En el paraíso
Dios
hizo la familia desde el principio para que pudieran vivir felices los seres
humanos.
No
podemos imaginar la alegría que sintió Adán cuando pudo abrazar a Eva y
decirle: “Esta sí que es hueso de mis
huesos y carne de mi carne”.
Pero
qué duro fue cuando, después del pecado, se encontraron los dos junto al
Creador y él la acusó a ella, diciendo: “La
mujer que me diste…”.
Eva, a su vez, se escudó en el diablo, pero ya estaba dividido, con el matrimonio, el amor.
Con José y María
Pasó
mucho tiempo y el Señor quiso restaurar la humanidad y volverla a aquel estado
de armonía y “justicia original”.
Esta
felicidad entró a través de José y de María que tuvieron que superar graves
problemas para reencontrar la felicidad para todas las familias que quieran
vivir según Dios.
José,
enamorado de María y María de él, eran muy felices y llegaron a desposarse en
vistas al matrimonio, aunque como dijo la Virgen al ángel, no pensaba tener
relaciones matrimoniales con nadie.
Y
llegó la prueba.
De
la noche a la mañana María está encinta y no dice nada.
José
se va dando cuenta y también calla.
La
prudencia de ambos es maravillosa.
En
realidad solo Dios podía resolver su problema y lo hizo porque seguramente
debían vivir con la vida de oración y comunicación con Dios.
Tampoco
podremos imaginar nunca la alegría y el gozo profundo de ambos, cuando José,
habiendo descubierto por el ángel el secreto de aquel embarazo, se presentó muy
temprano en la casa de María y “se la
llevó a su casa”.
A
partir de aquel momento el amor y la unión entre los dos, así como la felicidad
de su matrimonio, no tuvo límites.
Buscaron
donde pasar la noche para que María pudiera dar a luz y no encontraron más que
la posibilidad de una cueva cercana a Belén.

* **EXTRACTO DE DATOS**:
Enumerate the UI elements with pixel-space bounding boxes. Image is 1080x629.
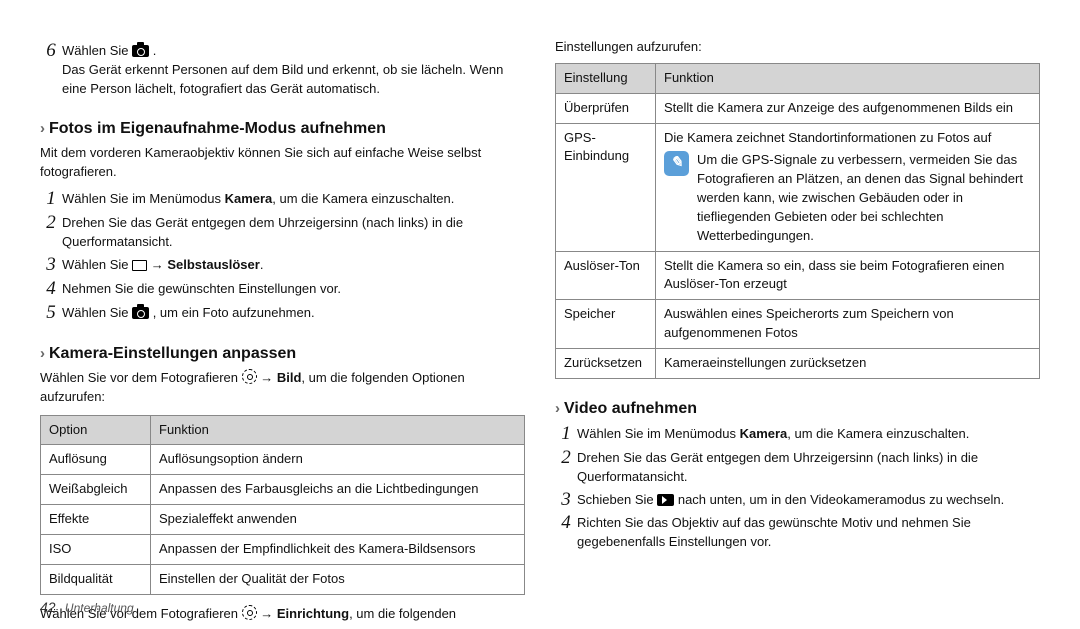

* **QUÉ TRABAJAR**:
1 - Responde según el texto sobre la familia:
(a) ¿Qué le dijo Adán a Eva al abrazarla?
(b) ¿En quién se escudó Eva?
(c) ¿Qué lugar encontraron José y María para que ella pudiera dar a luz?
2 - Sigue el texto sobre la familia a partir de su última oración.

* **RESPUESTAS**:
1 -
(a) "Esta sí que es hueso de mis huesos y carne de mi carne".
(b) En el diablo.
(c) Una cueva cercana a Belén.

2 -
Les
debió costar mucho, pero todo cambió cuando se encontraron con el pequeño Jesús
recién nacido y lo colocaron en un pesebre sobre unos pañales hermosamente
trabajados por la Virgen y llegaron unos pastores contando las maravillas que
habían oído a los ángeles.
Dolor
grande y gozo inmenso.
La
música celestial que repetimos, sobre todo en la santa misa los días de fiesta,
fue el anuncio gozoso del ángel del Señor a los pastores:
“Os anuncio una buena noticia que será de
gran alegría para todo el pueblo:
Hoy, en la ciudad de David,
os ha nacido un Salvador, el Mesías, el Señor”.
Se
les juntaron otros ángeles y cantaron:
“Gloria a Dios en el cielo y en la tierra paz
a los hombres de buena voluntad”.
Admira
la prontitud de los pastores que podríamos decir que, imitando la prontitud de
la Virgen, “fueron corriendo y
encontraron a María y a José, y al niño acostado en el pesebre”.
Ellos
cuentan a María y a José… y nosotros admiramos el misterio que nos propone la
liturgia en la misa del día:
“En el principio existía el Verbo, y el Verbo
estaba junto a Dios y el Verbo era Dios… Por medio de Él se hizo todo y sin Él
no se hizo nada de cuanto se ha hecho”.
Ese
Verbo del que habla el evangelio es el que tenemos en el pesebre y sobre el
cual dice el evangelista:
“El Verbo se hizo carne y habitó entre
nosotros”.
Ese
es el misterio central de la Navidad y de este domingo de la Sagrada Familia.
El
niño engendrado por obra del Espíritu Santo en el seno de María es verdadero
Dios y verdadero hombre.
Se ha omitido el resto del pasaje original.